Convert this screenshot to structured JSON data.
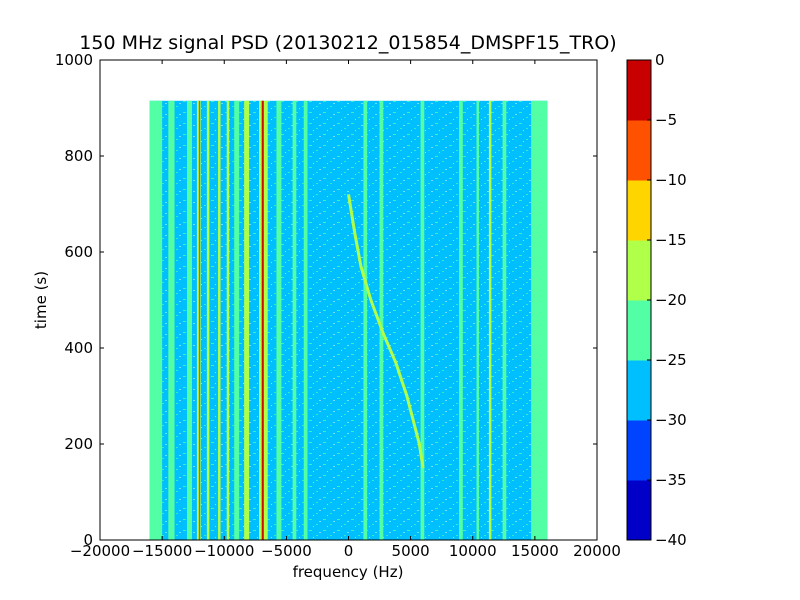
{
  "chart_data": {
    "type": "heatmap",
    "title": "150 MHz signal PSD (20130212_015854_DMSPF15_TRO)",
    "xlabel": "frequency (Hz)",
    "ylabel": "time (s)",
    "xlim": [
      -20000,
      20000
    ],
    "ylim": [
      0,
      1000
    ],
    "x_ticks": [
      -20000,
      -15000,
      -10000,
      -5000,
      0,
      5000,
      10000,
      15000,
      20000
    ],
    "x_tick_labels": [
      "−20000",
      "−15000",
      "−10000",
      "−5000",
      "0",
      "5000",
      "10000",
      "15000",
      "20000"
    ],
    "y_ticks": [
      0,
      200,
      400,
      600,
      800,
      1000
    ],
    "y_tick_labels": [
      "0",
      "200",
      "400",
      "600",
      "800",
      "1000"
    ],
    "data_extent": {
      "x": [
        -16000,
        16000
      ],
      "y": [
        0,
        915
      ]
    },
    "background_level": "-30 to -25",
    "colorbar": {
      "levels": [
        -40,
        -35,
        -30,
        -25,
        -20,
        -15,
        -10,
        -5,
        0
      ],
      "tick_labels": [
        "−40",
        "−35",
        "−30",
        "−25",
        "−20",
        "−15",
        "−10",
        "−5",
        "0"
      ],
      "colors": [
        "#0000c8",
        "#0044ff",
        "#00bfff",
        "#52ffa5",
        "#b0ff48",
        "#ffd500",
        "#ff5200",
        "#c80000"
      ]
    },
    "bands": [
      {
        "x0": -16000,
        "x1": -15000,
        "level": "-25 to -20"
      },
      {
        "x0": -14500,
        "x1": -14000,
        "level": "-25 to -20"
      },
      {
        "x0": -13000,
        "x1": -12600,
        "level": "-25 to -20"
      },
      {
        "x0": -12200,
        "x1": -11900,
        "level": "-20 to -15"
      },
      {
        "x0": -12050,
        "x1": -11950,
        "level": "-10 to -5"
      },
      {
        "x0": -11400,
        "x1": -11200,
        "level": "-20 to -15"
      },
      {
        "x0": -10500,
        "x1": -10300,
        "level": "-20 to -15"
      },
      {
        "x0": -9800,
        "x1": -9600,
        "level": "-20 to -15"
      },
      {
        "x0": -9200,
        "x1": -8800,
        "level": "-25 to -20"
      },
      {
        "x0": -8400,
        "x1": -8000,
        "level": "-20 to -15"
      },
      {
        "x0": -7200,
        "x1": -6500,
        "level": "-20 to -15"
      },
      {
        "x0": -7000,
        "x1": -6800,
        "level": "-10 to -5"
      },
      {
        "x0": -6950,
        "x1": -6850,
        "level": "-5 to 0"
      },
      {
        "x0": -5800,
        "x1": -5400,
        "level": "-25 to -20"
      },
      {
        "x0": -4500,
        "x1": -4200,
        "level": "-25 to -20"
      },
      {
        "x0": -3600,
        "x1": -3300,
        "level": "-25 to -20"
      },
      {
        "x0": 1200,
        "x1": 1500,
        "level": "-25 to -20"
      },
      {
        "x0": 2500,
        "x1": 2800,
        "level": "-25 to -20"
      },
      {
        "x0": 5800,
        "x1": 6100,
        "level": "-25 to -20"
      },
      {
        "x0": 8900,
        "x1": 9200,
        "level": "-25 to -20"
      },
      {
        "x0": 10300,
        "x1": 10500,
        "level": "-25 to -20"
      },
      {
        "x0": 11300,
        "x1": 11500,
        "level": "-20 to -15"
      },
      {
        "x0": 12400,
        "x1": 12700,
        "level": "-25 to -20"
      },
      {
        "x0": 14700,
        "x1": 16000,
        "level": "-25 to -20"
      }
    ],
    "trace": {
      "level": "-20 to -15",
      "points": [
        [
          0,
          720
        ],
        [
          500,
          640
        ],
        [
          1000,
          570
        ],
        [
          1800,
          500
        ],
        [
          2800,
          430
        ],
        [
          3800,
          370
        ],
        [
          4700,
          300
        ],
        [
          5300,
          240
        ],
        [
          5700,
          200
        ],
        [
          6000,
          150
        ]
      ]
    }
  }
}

---

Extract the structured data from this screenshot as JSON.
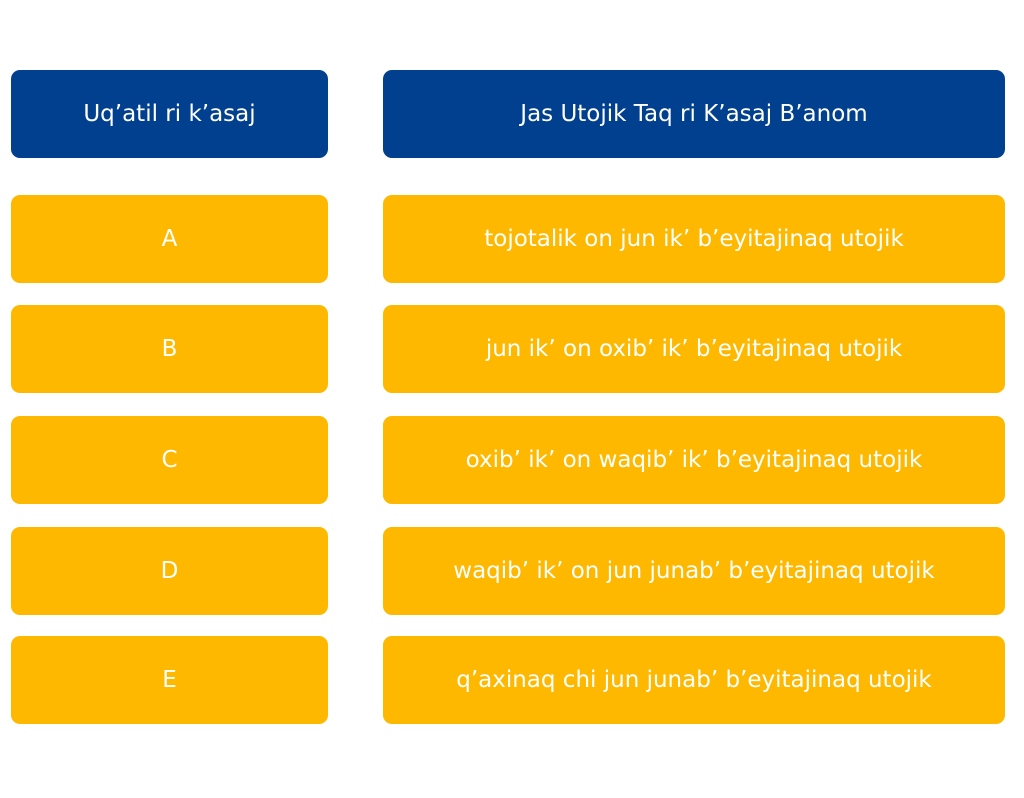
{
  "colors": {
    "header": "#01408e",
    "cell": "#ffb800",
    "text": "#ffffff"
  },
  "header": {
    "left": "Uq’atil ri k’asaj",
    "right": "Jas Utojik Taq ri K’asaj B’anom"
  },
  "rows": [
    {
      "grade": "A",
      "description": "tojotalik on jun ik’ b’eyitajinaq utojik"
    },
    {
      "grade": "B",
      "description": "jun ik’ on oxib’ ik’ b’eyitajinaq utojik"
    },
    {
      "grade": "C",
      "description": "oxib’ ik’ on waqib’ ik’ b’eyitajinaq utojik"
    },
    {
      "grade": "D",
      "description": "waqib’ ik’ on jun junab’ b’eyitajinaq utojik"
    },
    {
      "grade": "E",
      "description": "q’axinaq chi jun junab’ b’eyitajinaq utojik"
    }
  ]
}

WHAT NEEDS TO BE DONE: Of all the lines in the material above, how many contain the word "junab"? Give only the count.

ANSWER FOR THE TASK: 2